• _Raw records_
* Start *

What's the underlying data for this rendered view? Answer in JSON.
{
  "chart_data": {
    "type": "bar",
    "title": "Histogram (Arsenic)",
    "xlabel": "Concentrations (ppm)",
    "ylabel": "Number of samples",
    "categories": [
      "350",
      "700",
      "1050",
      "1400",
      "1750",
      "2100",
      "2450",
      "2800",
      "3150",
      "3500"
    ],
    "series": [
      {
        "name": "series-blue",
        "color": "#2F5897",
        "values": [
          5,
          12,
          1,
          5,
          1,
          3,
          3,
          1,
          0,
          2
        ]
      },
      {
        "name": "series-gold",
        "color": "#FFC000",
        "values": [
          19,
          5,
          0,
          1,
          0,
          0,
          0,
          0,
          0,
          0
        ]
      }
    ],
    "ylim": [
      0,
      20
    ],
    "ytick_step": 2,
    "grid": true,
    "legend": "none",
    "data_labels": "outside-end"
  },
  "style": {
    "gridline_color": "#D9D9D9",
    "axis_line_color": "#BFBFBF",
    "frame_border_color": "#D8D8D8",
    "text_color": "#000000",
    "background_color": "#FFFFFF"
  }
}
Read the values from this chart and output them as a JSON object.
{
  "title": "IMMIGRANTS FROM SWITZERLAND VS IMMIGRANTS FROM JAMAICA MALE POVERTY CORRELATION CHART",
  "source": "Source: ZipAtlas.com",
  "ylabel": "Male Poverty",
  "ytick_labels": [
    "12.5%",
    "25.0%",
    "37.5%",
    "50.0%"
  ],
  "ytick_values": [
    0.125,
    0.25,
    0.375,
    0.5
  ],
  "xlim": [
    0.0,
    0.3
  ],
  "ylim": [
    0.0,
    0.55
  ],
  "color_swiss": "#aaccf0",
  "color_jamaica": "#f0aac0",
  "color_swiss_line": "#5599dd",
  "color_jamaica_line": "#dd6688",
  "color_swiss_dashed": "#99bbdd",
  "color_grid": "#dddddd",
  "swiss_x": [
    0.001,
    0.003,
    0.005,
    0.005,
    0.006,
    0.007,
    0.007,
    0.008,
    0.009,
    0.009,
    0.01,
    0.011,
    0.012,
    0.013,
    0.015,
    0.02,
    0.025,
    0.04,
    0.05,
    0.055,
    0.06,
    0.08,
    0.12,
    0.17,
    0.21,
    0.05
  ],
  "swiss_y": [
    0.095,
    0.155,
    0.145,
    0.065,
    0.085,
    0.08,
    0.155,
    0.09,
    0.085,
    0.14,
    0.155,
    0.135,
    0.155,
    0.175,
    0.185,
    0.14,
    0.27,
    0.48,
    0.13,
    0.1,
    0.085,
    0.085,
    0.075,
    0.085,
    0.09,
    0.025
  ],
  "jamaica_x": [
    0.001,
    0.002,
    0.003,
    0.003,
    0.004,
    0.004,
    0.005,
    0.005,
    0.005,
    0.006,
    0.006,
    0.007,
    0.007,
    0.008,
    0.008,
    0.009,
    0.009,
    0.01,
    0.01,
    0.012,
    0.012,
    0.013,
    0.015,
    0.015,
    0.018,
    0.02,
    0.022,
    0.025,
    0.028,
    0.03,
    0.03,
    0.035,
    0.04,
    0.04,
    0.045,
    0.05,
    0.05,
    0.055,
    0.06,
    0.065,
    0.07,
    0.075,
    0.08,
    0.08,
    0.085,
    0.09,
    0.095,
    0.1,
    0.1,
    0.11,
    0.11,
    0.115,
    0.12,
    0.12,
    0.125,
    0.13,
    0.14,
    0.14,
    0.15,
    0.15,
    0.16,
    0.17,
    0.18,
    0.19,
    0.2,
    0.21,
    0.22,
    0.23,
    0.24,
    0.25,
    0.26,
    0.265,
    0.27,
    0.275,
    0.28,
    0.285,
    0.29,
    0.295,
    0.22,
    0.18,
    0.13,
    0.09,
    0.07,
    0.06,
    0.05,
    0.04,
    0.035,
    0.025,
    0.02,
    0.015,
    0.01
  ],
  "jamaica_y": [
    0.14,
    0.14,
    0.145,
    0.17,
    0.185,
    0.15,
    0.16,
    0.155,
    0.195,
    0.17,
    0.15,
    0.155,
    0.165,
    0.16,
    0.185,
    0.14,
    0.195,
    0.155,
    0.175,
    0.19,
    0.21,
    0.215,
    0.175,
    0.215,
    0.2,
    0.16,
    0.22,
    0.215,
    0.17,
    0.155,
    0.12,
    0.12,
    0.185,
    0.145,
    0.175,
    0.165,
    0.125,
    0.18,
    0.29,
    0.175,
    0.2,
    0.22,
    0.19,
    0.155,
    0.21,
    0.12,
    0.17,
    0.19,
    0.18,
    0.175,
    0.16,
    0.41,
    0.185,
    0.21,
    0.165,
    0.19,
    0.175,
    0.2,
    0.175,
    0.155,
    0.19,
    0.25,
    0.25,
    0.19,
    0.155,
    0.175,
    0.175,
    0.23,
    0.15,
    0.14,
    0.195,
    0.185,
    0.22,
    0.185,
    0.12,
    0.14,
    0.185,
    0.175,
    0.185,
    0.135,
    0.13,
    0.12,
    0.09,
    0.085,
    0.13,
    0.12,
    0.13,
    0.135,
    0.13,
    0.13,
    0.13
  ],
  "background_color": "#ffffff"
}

* End *

All the entries above need to be reproduced exactly.

What's the underlying data for this rendered view? Answer in JSON.
{
  "chart_data": {
    "type": "bar",
    "title": "Histogram (Arsenic)",
    "xlabel": "Concentrations (ppm)",
    "ylabel": "Number of samples",
    "categories": [
      "350",
      "700",
      "1050",
      "1400",
      "1750",
      "2100",
      "2450",
      "2800",
      "3150",
      "3500"
    ],
    "series": [
      {
        "name": "series-blue",
        "color": "#2F5897",
        "values": [
          5,
          12,
          1,
          5,
          1,
          3,
          3,
          1,
          0,
          2
        ]
      },
      {
        "name": "series-gold",
        "color": "#FFC000",
        "values": [
          19,
          5,
          0,
          1,
          0,
          0,
          0,
          0,
          0,
          0
        ]
      }
    ],
    "ylim": [
      0,
      20
    ],
    "ytick_step": 2,
    "grid": true,
    "legend": "none",
    "data_labels": "outside-end"
  },
  "style": {
    "gridline_color": "#D9D9D9",
    "axis_line_color": "#BFBFBF",
    "frame_border_color": "#D8D8D8",
    "text_color": "#000000",
    "background_color": "#FFFFFF"
  }
}
Read the values from this chart and output them as a JSON object.
{
  "title": "IMMIGRANTS FROM SWITZERLAND VS IMMIGRANTS FROM JAMAICA MALE POVERTY CORRELATION CHART",
  "source": "Source: ZipAtlas.com",
  "ylabel": "Male Poverty",
  "ytick_labels": [
    "12.5%",
    "25.0%",
    "37.5%",
    "50.0%"
  ],
  "ytick_values": [
    0.125,
    0.25,
    0.375,
    0.5
  ],
  "xlim": [
    0.0,
    0.3
  ],
  "ylim": [
    0.0,
    0.55
  ],
  "color_swiss": "#aaccf0",
  "color_jamaica": "#f0aac0",
  "color_swiss_line": "#5599dd",
  "color_jamaica_line": "#dd6688",
  "color_swiss_dashed": "#99bbdd",
  "color_grid": "#dddddd",
  "swiss_x": [
    0.001,
    0.003,
    0.005,
    0.005,
    0.006,
    0.007,
    0.007,
    0.008,
    0.009,
    0.009,
    0.01,
    0.011,
    0.012,
    0.013,
    0.015,
    0.02,
    0.025,
    0.04,
    0.05,
    0.055,
    0.06,
    0.08,
    0.12,
    0.17,
    0.21,
    0.05
  ],
  "swiss_y": [
    0.095,
    0.155,
    0.145,
    0.065,
    0.085,
    0.08,
    0.155,
    0.09,
    0.085,
    0.14,
    0.155,
    0.135,
    0.155,
    0.175,
    0.185,
    0.14,
    0.27,
    0.48,
    0.13,
    0.1,
    0.085,
    0.085,
    0.075,
    0.085,
    0.09,
    0.025
  ],
  "jamaica_x": [
    0.001,
    0.002,
    0.003,
    0.003,
    0.004,
    0.004,
    0.005,
    0.005,
    0.005,
    0.006,
    0.006,
    0.007,
    0.007,
    0.008,
    0.008,
    0.009,
    0.009,
    0.01,
    0.01,
    0.012,
    0.012,
    0.013,
    0.015,
    0.015,
    0.018,
    0.02,
    0.022,
    0.025,
    0.028,
    0.03,
    0.03,
    0.035,
    0.04,
    0.04,
    0.045,
    0.05,
    0.05,
    0.055,
    0.06,
    0.065,
    0.07,
    0.075,
    0.08,
    0.08,
    0.085,
    0.09,
    0.095,
    0.1,
    0.1,
    0.11,
    0.11,
    0.115,
    0.12,
    0.12,
    0.125,
    0.13,
    0.14,
    0.14,
    0.15,
    0.15,
    0.16,
    0.17,
    0.18,
    0.19,
    0.2,
    0.21,
    0.22,
    0.23,
    0.24,
    0.25,
    0.26,
    0.265,
    0.27,
    0.275,
    0.28,
    0.285,
    0.29,
    0.295,
    0.22,
    0.18,
    0.13,
    0.09,
    0.07,
    0.06,
    0.05,
    0.04,
    0.035,
    0.025,
    0.02,
    0.015,
    0.01
  ],
  "jamaica_y": [
    0.14,
    0.14,
    0.145,
    0.17,
    0.185,
    0.15,
    0.16,
    0.155,
    0.195,
    0.17,
    0.15,
    0.155,
    0.165,
    0.16,
    0.185,
    0.14,
    0.195,
    0.155,
    0.175,
    0.19,
    0.21,
    0.215,
    0.175,
    0.215,
    0.2,
    0.16,
    0.22,
    0.215,
    0.17,
    0.155,
    0.12,
    0.12,
    0.185,
    0.145,
    0.175,
    0.165,
    0.125,
    0.18,
    0.29,
    0.175,
    0.2,
    0.22,
    0.19,
    0.155,
    0.21,
    0.12,
    0.17,
    0.19,
    0.18,
    0.175,
    0.16,
    0.41,
    0.185,
    0.21,
    0.165,
    0.19,
    0.175,
    0.2,
    0.175,
    0.155,
    0.19,
    0.25,
    0.25,
    0.19,
    0.155,
    0.175,
    0.175,
    0.23,
    0.15,
    0.14,
    0.195,
    0.185,
    0.22,
    0.185,
    0.12,
    0.14,
    0.185,
    0.175,
    0.185,
    0.135,
    0.13,
    0.12,
    0.09,
    0.085,
    0.13,
    0.12,
    0.13,
    0.135,
    0.13,
    0.13,
    0.13
  ],
  "background_color": "#ffffff"
}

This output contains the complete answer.